Zitierter Abschnitt:
Oybiner Verein gegen „Facebook“ - Streit geht in zweite Runde
Der in Oybin ansässige „Ein Prozent“-Verein wehrt sich weiter gegen die Sperrung seines Auftritts bei „Facebook“ und „Instagram“. Er hat Berufung gegen ein Urteil des Landgerichts Görlitz eingelegt. Damit wird der Streit nun in zweiter Runde vor dem Oberlandesgericht Dresden verhandelt. Den Eingang der Berufung bestätigte uns Sprecherin Gesine Tews.
Wann der Fall verhandelt wird, steht noch nicht fest. „Facebook“ hatte den Verein als Hassorganisation eingestuft und komplett gesperrt, weil er angeblich in Verbindung zur „Identitären Bewegung“ stehen. Der Argumentation folgte das Landgericht Görlitz. Es stützte sich dabei auf Zeitungsartikel, die Facebook vorgelegt hatte. Dem widersprach der Vereinsvorsitzende in einer eidesstattlichen Versicherung.
Ein rechtskräftiges Urteil in diesem Fall könnte Präzedenzcharakter haben. Denn die Frage, ob Betreiber von Internet-Plattformen Teilnehmer komplett ausschließen können, wenn sie gegen Standards verstoßen, z.B. sich fremdenfeindlich äußern, ist juristisch noch nicht abschließend geklärt.

Auszüge aus dem Datensatz
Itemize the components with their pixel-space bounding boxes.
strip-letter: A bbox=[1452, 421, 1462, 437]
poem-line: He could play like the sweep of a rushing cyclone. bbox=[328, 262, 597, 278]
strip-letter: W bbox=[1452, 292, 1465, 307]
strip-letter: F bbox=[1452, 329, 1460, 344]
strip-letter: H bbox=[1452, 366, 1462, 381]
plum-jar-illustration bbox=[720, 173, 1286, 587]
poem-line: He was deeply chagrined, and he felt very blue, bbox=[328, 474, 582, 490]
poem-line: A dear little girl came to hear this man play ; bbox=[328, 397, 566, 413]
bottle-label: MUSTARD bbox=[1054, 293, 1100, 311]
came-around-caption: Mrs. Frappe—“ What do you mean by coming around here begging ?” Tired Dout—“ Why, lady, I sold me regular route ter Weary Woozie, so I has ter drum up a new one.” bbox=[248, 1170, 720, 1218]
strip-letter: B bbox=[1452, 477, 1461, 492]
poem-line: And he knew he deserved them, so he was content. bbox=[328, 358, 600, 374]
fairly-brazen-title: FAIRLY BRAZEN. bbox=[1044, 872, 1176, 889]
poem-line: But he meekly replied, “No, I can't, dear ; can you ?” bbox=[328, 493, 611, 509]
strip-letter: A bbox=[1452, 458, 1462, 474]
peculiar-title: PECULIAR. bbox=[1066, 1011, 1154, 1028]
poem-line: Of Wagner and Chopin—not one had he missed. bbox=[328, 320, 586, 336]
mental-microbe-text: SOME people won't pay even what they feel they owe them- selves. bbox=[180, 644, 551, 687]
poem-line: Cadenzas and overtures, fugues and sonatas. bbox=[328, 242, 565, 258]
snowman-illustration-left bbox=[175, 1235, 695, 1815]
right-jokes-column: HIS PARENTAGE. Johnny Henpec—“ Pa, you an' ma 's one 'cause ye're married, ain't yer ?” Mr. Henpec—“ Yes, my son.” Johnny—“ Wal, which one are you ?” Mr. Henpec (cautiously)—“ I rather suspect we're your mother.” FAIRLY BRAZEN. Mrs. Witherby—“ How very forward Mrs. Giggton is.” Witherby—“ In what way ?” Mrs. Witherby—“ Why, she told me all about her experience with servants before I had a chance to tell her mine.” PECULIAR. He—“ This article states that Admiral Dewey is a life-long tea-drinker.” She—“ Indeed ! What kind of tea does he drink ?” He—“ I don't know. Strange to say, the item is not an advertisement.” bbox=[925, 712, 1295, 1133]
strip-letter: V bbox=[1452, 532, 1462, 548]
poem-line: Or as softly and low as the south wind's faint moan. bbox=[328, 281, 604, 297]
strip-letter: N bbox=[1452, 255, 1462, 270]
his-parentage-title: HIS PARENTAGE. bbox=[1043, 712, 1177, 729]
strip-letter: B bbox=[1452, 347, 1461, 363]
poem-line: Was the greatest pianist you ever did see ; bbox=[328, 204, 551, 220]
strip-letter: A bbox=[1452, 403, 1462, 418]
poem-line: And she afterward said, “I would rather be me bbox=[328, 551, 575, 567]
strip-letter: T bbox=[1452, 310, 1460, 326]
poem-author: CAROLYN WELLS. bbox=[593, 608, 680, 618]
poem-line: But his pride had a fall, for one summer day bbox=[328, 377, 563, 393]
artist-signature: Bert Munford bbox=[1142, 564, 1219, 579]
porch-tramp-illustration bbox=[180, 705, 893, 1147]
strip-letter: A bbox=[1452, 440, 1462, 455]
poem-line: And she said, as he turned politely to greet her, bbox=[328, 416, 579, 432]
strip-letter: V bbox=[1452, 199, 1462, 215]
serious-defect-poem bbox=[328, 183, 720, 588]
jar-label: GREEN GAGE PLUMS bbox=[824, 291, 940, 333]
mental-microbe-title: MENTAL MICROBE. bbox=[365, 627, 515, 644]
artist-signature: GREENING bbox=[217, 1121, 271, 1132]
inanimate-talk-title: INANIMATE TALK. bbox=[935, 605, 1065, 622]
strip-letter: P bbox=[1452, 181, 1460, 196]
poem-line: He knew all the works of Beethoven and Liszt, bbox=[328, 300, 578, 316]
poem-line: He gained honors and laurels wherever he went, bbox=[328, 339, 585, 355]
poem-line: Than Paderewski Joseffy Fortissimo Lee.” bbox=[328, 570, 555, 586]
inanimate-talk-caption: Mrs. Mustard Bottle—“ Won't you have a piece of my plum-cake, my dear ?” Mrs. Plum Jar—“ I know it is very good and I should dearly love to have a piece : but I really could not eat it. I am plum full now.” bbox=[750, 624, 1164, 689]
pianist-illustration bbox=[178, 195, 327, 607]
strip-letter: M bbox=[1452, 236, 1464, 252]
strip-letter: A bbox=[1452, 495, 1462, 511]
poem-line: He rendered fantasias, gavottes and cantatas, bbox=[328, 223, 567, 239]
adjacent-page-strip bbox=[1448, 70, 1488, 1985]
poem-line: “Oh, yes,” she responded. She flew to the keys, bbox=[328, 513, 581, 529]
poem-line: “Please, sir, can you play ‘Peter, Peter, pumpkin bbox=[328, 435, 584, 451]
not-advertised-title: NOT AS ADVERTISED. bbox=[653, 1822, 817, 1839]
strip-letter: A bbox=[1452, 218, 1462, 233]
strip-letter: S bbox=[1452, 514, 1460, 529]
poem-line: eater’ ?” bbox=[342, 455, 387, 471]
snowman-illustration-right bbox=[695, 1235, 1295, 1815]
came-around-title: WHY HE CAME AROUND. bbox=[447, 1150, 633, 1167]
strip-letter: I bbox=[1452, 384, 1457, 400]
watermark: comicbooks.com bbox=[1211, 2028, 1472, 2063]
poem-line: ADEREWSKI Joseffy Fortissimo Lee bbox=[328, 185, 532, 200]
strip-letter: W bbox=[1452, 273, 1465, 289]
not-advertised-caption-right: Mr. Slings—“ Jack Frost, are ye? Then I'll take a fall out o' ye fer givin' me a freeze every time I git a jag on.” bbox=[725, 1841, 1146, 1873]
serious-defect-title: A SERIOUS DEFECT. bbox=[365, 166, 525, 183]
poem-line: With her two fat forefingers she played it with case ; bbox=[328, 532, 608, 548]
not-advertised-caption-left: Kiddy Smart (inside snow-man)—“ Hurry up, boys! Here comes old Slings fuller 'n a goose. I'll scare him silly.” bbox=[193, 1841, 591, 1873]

Ziel der Aufgabe:
Beantworte die folgenden Fragen anhand der Meldung über den Streit mit „Facebook“.
(a) Vor welchem Gericht wird der Streit in zweiter Runde verhandelt?
(b) Worauf stützte sich das Landgericht Görlitz?
(c) Welche Frage ist laut der Meldung juristisch noch nicht abschließend geklärt?

Antwortbereich:
(a) Der Streit wird vor dem Oberlandesgericht Dresden verhandelt.
(b) Das Landgericht Görlitz stützte sich auf Zeitungsartikel, die Facebook vorgelegt hatte.
(c) Ungeklärt ist, ob Betreiber von Internet-Plattformen Teilnehmer komplett ausschließen können, wenn diese gegen Standards verstoßen, z.B. sich fremdenfeindlich äußern.